Task prompt
Every line below should be repeated exactly.

----

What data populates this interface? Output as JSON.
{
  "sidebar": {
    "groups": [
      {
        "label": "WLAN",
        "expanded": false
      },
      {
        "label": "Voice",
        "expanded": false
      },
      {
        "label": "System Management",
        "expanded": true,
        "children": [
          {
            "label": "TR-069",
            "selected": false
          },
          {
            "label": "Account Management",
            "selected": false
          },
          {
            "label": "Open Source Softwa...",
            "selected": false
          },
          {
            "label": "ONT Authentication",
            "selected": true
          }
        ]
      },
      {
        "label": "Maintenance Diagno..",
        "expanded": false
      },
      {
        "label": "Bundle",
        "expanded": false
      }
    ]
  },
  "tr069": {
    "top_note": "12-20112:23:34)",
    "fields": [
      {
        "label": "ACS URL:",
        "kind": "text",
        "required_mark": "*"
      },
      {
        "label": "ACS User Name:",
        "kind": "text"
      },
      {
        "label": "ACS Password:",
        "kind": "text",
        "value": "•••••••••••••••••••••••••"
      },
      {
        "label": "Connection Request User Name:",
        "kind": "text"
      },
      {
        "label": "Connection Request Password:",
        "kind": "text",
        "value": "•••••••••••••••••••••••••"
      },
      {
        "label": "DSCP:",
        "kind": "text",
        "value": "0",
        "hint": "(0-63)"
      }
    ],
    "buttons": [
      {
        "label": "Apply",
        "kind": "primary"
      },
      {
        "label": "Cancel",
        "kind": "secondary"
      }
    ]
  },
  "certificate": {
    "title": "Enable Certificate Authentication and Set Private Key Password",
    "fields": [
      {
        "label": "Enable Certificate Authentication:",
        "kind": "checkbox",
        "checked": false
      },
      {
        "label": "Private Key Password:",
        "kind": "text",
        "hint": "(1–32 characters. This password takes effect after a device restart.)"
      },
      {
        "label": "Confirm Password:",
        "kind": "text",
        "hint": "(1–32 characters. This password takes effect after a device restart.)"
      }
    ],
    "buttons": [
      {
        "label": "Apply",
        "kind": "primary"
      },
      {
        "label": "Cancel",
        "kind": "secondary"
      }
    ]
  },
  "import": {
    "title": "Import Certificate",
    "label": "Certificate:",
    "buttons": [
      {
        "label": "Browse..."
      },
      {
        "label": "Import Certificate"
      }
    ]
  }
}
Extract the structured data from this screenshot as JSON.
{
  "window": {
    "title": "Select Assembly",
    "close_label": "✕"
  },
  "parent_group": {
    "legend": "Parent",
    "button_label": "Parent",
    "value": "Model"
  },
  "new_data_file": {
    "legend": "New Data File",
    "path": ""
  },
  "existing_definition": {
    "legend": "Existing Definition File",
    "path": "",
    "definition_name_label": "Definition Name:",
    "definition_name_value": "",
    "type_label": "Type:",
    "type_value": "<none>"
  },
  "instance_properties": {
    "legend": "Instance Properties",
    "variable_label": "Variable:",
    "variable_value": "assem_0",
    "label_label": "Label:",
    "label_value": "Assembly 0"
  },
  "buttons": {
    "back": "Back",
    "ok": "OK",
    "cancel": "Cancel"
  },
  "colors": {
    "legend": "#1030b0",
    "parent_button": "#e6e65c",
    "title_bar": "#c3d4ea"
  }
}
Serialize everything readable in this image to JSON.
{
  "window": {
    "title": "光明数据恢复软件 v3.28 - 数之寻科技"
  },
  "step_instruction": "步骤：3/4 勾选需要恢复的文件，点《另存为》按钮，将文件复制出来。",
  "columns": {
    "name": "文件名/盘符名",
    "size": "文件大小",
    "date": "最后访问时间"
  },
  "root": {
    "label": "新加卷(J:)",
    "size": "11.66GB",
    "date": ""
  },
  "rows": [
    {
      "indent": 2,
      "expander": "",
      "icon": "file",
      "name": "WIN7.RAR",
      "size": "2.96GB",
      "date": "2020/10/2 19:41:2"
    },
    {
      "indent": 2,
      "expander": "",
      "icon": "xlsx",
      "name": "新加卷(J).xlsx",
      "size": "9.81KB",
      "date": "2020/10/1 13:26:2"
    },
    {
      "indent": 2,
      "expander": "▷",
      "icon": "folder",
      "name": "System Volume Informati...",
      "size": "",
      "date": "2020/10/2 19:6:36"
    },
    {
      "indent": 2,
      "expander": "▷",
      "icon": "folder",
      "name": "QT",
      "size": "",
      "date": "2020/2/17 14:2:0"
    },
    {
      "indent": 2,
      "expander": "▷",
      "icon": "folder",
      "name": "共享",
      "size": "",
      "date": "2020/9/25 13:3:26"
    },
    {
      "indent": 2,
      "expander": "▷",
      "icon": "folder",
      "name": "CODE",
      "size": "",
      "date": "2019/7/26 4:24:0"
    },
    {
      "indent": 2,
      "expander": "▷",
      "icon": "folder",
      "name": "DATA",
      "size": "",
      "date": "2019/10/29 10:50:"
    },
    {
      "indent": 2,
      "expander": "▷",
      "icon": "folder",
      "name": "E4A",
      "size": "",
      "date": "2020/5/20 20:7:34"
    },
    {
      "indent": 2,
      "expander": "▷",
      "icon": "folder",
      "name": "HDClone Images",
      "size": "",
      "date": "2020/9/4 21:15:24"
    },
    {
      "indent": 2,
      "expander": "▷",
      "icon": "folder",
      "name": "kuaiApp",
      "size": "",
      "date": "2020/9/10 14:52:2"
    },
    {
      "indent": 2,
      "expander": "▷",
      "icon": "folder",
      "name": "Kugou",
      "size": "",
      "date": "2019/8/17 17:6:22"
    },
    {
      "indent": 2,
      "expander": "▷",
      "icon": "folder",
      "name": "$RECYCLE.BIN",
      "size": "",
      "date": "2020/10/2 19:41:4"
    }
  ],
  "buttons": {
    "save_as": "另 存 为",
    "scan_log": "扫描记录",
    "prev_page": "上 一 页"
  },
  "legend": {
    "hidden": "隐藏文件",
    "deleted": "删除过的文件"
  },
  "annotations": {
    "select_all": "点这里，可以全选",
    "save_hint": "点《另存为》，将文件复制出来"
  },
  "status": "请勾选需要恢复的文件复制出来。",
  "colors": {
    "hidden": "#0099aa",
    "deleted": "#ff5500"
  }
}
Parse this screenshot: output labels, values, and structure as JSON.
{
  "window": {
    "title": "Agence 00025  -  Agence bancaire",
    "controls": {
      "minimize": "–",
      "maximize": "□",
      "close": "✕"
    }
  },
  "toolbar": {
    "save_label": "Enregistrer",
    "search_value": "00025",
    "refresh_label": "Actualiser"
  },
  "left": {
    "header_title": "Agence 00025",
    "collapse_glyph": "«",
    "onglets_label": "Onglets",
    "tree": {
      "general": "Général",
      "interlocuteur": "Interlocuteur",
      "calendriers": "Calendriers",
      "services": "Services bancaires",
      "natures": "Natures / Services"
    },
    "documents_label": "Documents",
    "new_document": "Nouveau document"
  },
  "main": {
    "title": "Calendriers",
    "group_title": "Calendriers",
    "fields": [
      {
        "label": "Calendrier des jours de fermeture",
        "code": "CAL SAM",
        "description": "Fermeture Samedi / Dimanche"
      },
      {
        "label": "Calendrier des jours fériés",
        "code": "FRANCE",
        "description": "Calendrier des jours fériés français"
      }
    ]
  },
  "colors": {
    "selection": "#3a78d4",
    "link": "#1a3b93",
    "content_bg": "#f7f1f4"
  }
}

----

Output below
What data populates this interface? Output as JSON.
{
  "sidebar": {
    "groups": [
      {
        "label": "WLAN",
        "expanded": false
      },
      {
        "label": "Voice",
        "expanded": false
      },
      {
        "label": "System Management",
        "expanded": true,
        "children": [
          {
            "label": "TR-069",
            "selected": false
          },
          {
            "label": "Account Management",
            "selected": false
          },
          {
            "label": "Open Source Softwa...",
            "selected": false
          },
          {
            "label": "ONT Authentication",
            "selected": true
          }
        ]
      },
      {
        "label": "Maintenance Diagno..",
        "expanded": false
      },
      {
        "label": "Bundle",
        "expanded": false
      }
    ]
  },
  "tr069": {
    "top_note": "12-20112:23:34)",
    "fields": [
      {
        "label": "ACS URL:",
        "kind": "text",
        "required_mark": "*"
      },
      {
        "label": "ACS User Name:",
        "kind": "text"
      },
      {
        "label": "ACS Password:",
        "kind": "text",
        "value": "•••••••••••••••••••••••••"
      },
      {
        "label": "Connection Request User Name:",
        "kind": "text"
      },
      {
        "label": "Connection Request Password:",
        "kind": "text",
        "value": "•••••••••••••••••••••••••"
      },
      {
        "label": "DSCP:",
        "kind": "text",
        "value": "0",
        "hint": "(0-63)"
      }
    ],
    "buttons": [
      {
        "label": "Apply",
        "kind": "primary"
      },
      {
        "label": "Cancel",
        "kind": "secondary"
      }
    ]
  },
  "certificate": {
    "title": "Enable Certificate Authentication and Set Private Key Password",
    "fields": [
      {
        "label": "Enable Certificate Authentication:",
        "kind": "checkbox",
        "checked": false
      },
      {
        "label": "Private Key Password:",
        "kind": "text",
        "hint": "(1–32 characters. This password takes effect after a device restart.)"
      },
      {
        "label": "Confirm Password:",
        "kind": "text",
        "hint": "(1–32 characters. This password takes effect after a device restart.)"
      }
    ],
    "buttons": [
      {
        "label": "Apply",
        "kind": "primary"
      },
      {
        "label": "Cancel",
        "kind": "secondary"
      }
    ]
  },
  "import": {
    "title": "Import Certificate",
    "label": "Certificate:",
    "buttons": [
      {
        "label": "Browse..."
      },
      {
        "label": "Import Certificate"
      }
    ]
  }
}
Extract the structured data from this screenshot as JSON.
{
  "window": {
    "title": "Select Assembly",
    "close_label": "✕"
  },
  "parent_group": {
    "legend": "Parent",
    "button_label": "Parent",
    "value": "Model"
  },
  "new_data_file": {
    "legend": "New Data File",
    "path": ""
  },
  "existing_definition": {
    "legend": "Existing Definition File",
    "path": "",
    "definition_name_label": "Definition Name:",
    "definition_name_value": "",
    "type_label": "Type:",
    "type_value": "<none>"
  },
  "instance_properties": {
    "legend": "Instance Properties",
    "variable_label": "Variable:",
    "variable_value": "assem_0",
    "label_label": "Label:",
    "label_value": "Assembly 0"
  },
  "buttons": {
    "back": "Back",
    "ok": "OK",
    "cancel": "Cancel"
  },
  "colors": {
    "legend": "#1030b0",
    "parent_button": "#e6e65c",
    "title_bar": "#c3d4ea"
  }
}
Serialize everything readable in this image to JSON.
{
  "window": {
    "title": "光明数据恢复软件 v3.28 - 数之寻科技"
  },
  "step_instruction": "步骤：3/4 勾选需要恢复的文件，点《另存为》按钮，将文件复制出来。",
  "columns": {
    "name": "文件名/盘符名",
    "size": "文件大小",
    "date": "最后访问时间"
  },
  "root": {
    "label": "新加卷(J:)",
    "size": "11.66GB",
    "date": ""
  },
  "rows": [
    {
      "indent": 2,
      "expander": "",
      "icon": "file",
      "name": "WIN7.RAR",
      "size": "2.96GB",
      "date": "2020/10/2 19:41:2"
    },
    {
      "indent": 2,
      "expander": "",
      "icon": "xlsx",
      "name": "新加卷(J).xlsx",
      "size": "9.81KB",
      "date": "2020/10/1 13:26:2"
    },
    {
      "indent": 2,
      "expander": "▷",
      "icon": "folder",
      "name": "System Volume Informati...",
      "size": "",
      "date": "2020/10/2 19:6:36"
    },
    {
      "indent": 2,
      "expander": "▷",
      "icon": "folder",
      "name": "QT",
      "size": "",
      "date": "2020/2/17 14:2:0"
    },
    {
      "indent": 2,
      "expander": "▷",
      "icon": "folder",
      "name": "共享",
      "size": "",
      "date": "2020/9/25 13:3:26"
    },
    {
      "indent": 2,
      "expander": "▷",
      "icon": "folder",
      "name": "CODE",
      "size": "",
      "date": "2019/7/26 4:24:0"
    },
    {
      "indent": 2,
      "expander": "▷",
      "icon": "folder",
      "name": "DATA",
      "size": "",
      "date": "2019/10/29 10:50:"
    },
    {
      "indent": 2,
      "expander": "▷",
      "icon": "folder",
      "name": "E4A",
      "size": "",
      "date": "2020/5/20 20:7:34"
    },
    {
      "indent": 2,
      "expander": "▷",
      "icon": "folder",
      "name": "HDClone Images",
      "size": "",
      "date": "2020/9/4 21:15:24"
    },
    {
      "indent": 2,
      "expander": "▷",
      "icon": "folder",
      "name": "kuaiApp",
      "size": "",
      "date": "2020/9/10 14:52:2"
    },
    {
      "indent": 2,
      "expander": "▷",
      "icon": "folder",
      "name": "Kugou",
      "size": "",
      "date": "2019/8/17 17:6:22"
    },
    {
      "indent": 2,
      "expander": "▷",
      "icon": "folder",
      "name": "$RECYCLE.BIN",
      "size": "",
      "date": "2020/10/2 19:41:4"
    }
  ],
  "buttons": {
    "save_as": "另 存 为",
    "scan_log": "扫描记录",
    "prev_page": "上 一 页"
  },
  "legend": {
    "hidden": "隐藏文件",
    "deleted": "删除过的文件"
  },
  "annotations": {
    "select_all": "点这里，可以全选",
    "save_hint": "点《另存为》，将文件复制出来"
  },
  "status": "请勾选需要恢复的文件复制出来。",
  "colors": {
    "hidden": "#0099aa",
    "deleted": "#ff5500"
  }
}
Parse this screenshot: output labels, values, and structure as JSON.
{
  "window": {
    "title": "Agence 00025  -  Agence bancaire",
    "controls": {
      "minimize": "–",
      "maximize": "□",
      "close": "✕"
    }
  },
  "toolbar": {
    "save_label": "Enregistrer",
    "search_value": "00025",
    "refresh_label": "Actualiser"
  },
  "left": {
    "header_title": "Agence 00025",
    "collapse_glyph": "«",
    "onglets_label": "Onglets",
    "tree": {
      "general": "Général",
      "interlocuteur": "Interlocuteur",
      "calendriers": "Calendriers",
      "services": "Services bancaires",
      "natures": "Natures / Services"
    },
    "documents_label": "Documents",
    "new_document": "Nouveau document"
  },
  "main": {
    "title": "Calendriers",
    "group_title": "Calendriers",
    "fields": [
      {
        "label": "Calendrier des jours de fermeture",
        "code": "CAL SAM",
        "description": "Fermeture Samedi / Dimanche"
      },
      {
        "label": "Calendrier des jours fériés",
        "code": "FRANCE",
        "description": "Calendrier des jours fériés français"
      }
    ]
  },
  "colors": {
    "selection": "#3a78d4",
    "link": "#1a3b93",
    "content_bg": "#f7f1f4"
  }
}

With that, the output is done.